In the listing below, locate the lines that hold "количества" and copy them.

====== SUPPLIED INFORMATION ======

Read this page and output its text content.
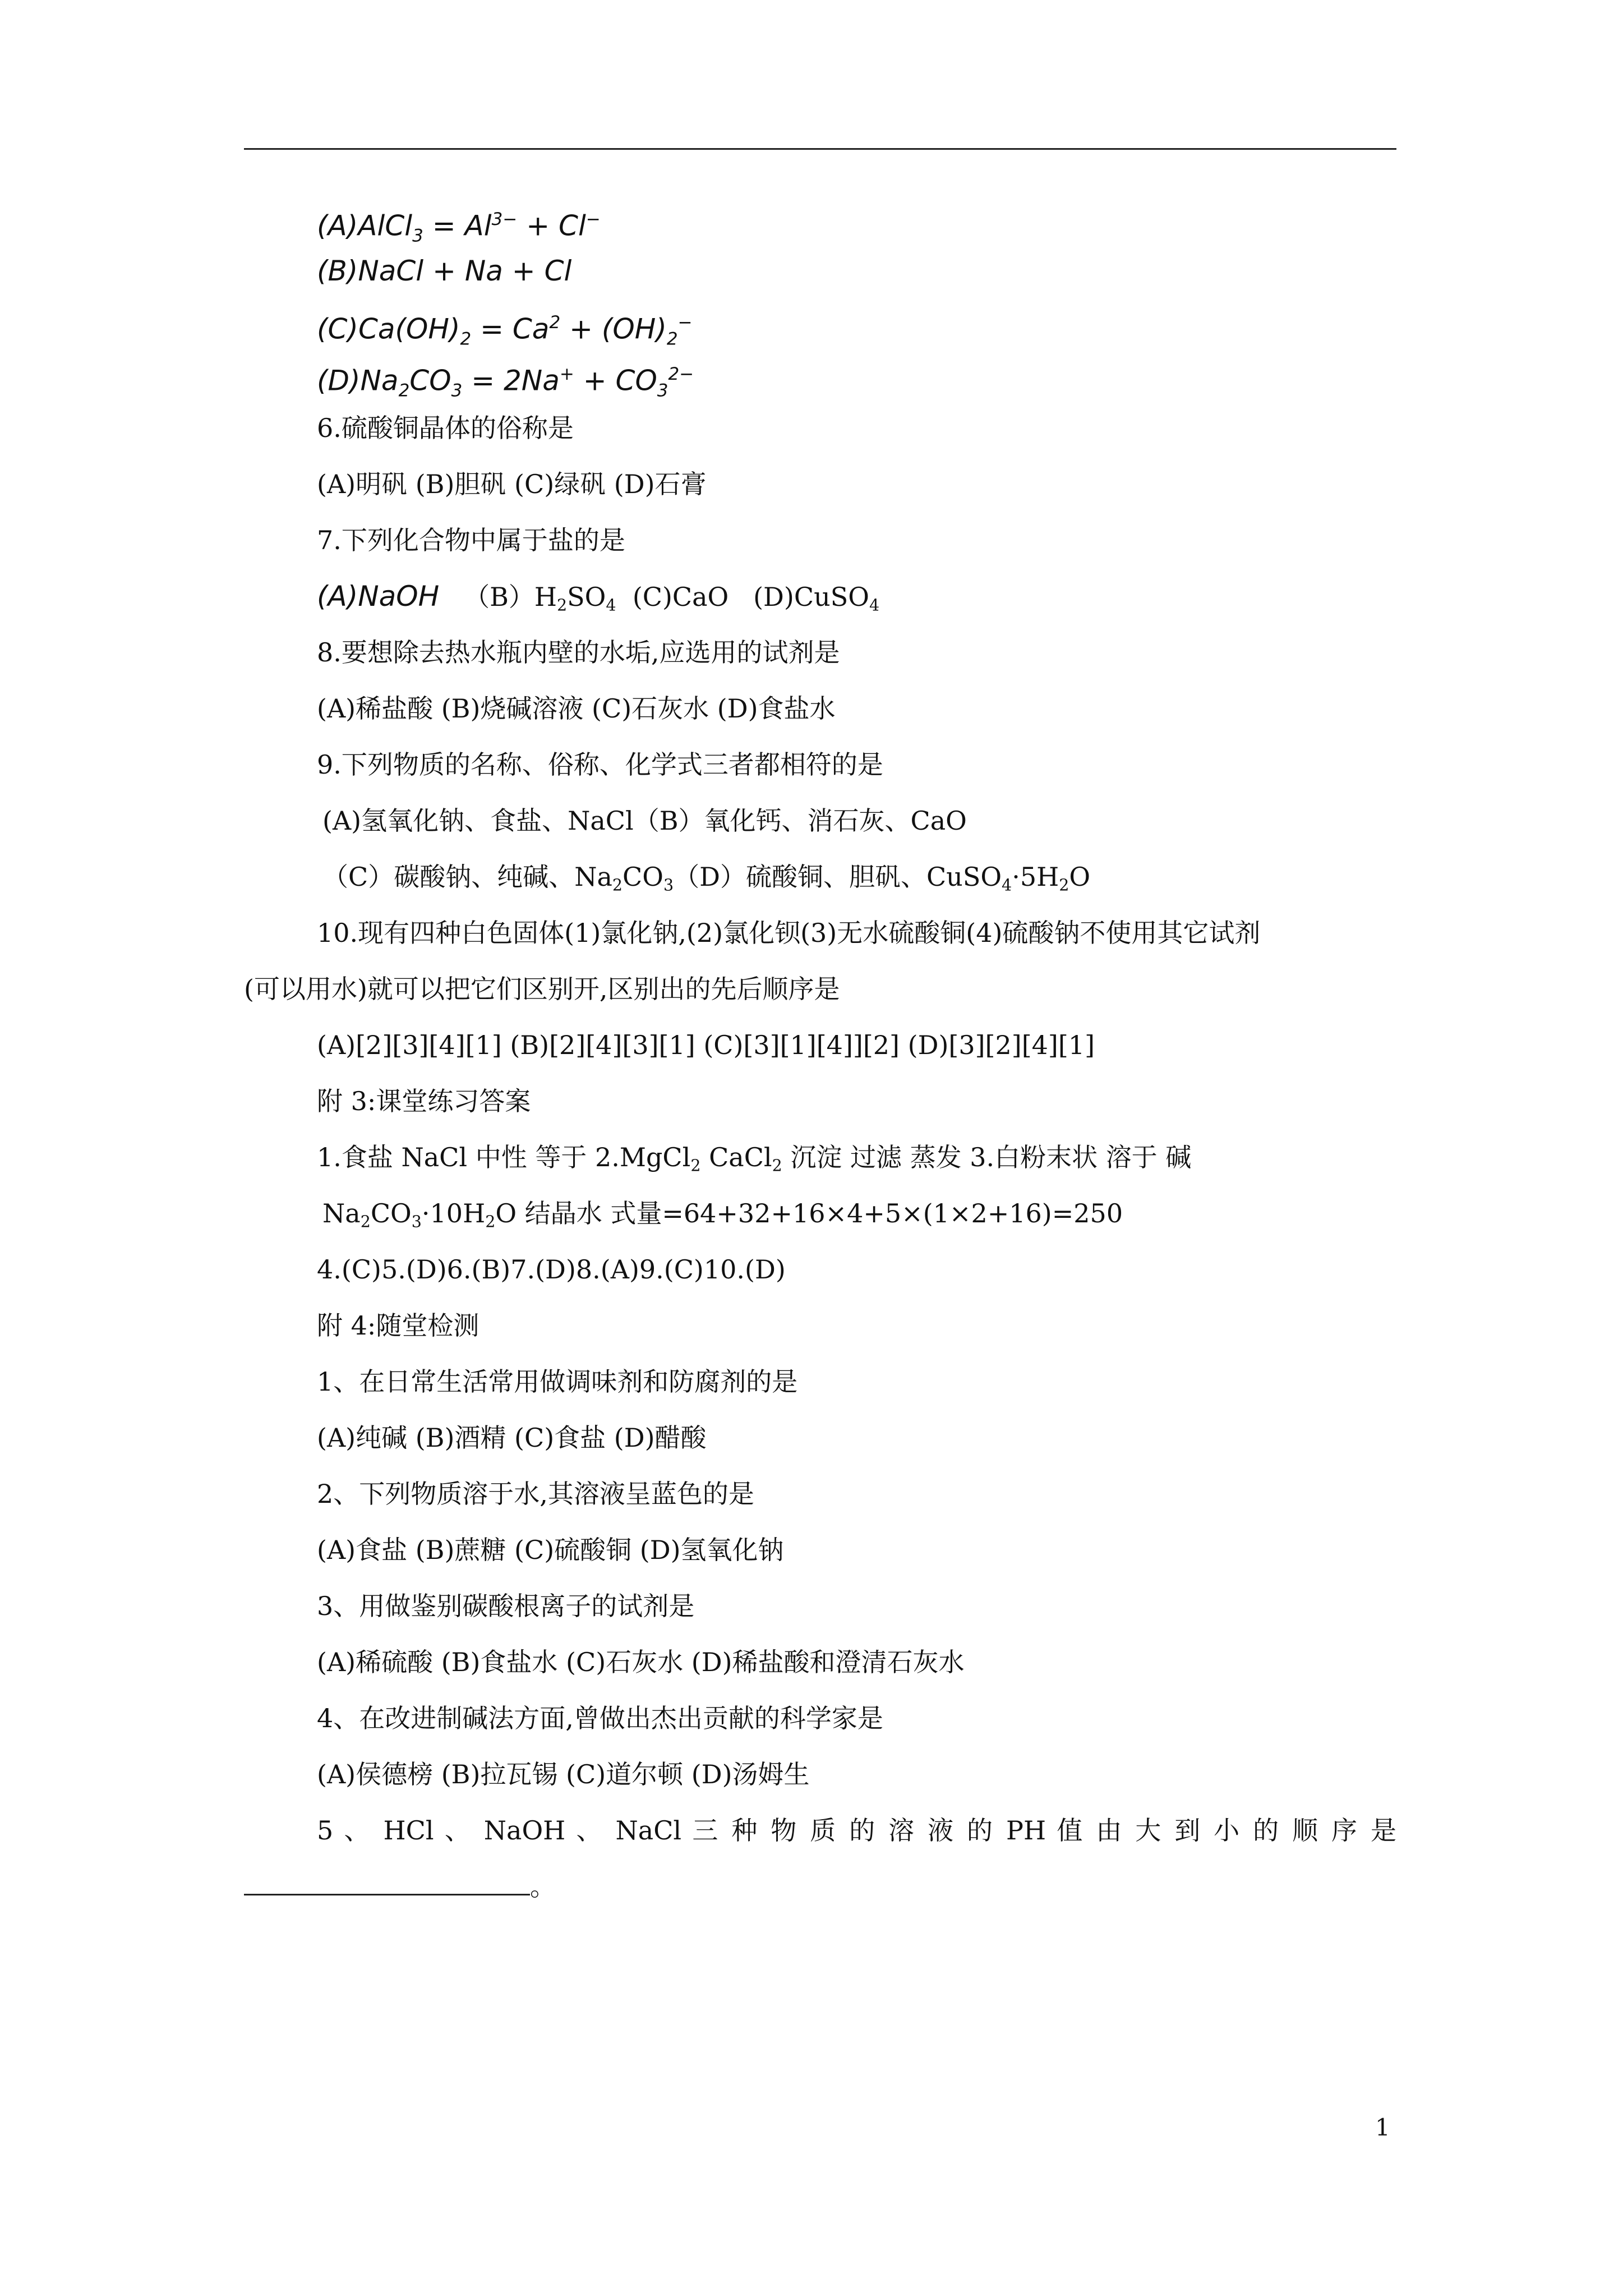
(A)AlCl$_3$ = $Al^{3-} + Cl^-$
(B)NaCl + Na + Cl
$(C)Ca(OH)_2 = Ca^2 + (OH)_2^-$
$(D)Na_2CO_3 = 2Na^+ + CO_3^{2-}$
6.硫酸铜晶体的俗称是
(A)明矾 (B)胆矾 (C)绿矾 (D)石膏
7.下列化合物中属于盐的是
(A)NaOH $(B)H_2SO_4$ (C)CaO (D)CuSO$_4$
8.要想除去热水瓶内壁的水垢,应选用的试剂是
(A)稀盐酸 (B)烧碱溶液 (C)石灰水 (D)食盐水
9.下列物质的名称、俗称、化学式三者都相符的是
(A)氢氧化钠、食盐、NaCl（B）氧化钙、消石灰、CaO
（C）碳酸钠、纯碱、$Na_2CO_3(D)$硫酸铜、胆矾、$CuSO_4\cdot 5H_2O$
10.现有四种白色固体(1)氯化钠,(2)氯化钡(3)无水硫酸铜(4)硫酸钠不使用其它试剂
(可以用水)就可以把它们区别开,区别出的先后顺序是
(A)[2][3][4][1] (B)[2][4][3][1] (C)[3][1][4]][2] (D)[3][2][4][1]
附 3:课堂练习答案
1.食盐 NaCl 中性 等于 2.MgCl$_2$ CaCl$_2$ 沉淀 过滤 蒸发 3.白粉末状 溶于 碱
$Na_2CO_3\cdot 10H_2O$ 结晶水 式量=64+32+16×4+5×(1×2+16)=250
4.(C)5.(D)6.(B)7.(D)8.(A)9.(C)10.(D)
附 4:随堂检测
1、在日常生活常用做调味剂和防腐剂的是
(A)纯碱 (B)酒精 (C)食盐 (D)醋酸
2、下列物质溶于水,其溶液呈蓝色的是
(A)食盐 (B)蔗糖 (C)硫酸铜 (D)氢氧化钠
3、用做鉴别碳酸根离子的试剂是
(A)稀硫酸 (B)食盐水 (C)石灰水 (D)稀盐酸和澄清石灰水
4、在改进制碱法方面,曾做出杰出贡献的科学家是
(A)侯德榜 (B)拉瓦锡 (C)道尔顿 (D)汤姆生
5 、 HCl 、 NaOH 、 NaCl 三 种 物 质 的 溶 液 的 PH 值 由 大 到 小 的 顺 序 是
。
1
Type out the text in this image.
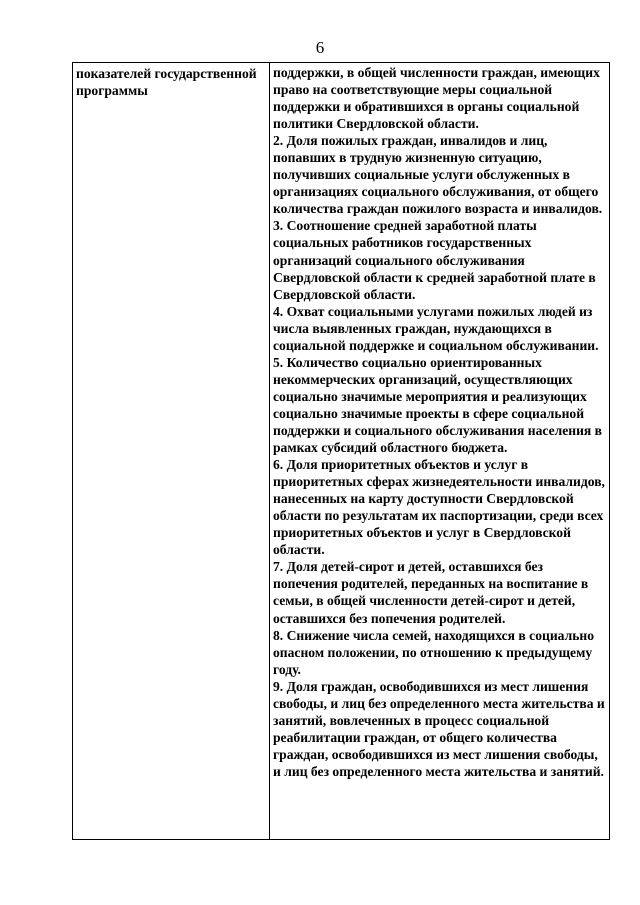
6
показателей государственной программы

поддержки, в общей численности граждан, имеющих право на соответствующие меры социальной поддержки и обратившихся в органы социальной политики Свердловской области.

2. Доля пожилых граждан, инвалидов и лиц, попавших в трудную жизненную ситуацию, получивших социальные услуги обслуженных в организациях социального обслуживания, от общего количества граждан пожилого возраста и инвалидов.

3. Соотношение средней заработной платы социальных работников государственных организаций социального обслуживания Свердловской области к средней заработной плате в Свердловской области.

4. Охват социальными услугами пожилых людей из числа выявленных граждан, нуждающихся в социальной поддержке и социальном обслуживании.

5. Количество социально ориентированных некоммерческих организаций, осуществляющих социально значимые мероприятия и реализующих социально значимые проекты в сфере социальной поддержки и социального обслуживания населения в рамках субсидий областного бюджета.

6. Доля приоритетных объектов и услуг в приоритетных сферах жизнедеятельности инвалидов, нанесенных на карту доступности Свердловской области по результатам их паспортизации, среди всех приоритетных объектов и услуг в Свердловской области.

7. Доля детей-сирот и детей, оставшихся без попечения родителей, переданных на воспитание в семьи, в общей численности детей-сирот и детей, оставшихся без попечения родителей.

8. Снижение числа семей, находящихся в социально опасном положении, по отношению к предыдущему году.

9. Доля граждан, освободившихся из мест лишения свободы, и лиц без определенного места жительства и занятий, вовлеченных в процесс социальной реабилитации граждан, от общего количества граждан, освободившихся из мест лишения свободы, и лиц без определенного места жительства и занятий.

======

ANSWER ->
2. Доля пожилых граждан, инвалидов и лиц, попавших в трудную жизненную ситуацию, получивших социальные услуги обслуженных в организациях социального обслуживания, от общего количества граждан пожилого возраста и инвалидов.
9. Доля граждан, освободившихся из мест лишения свободы, и лиц без определенного места жительства и занятий, вовлеченных в процесс социальной реабилитации граждан, от общего количества граждан, освободившихся из мест лишения свободы, и лиц без определенного места жительства и занятий.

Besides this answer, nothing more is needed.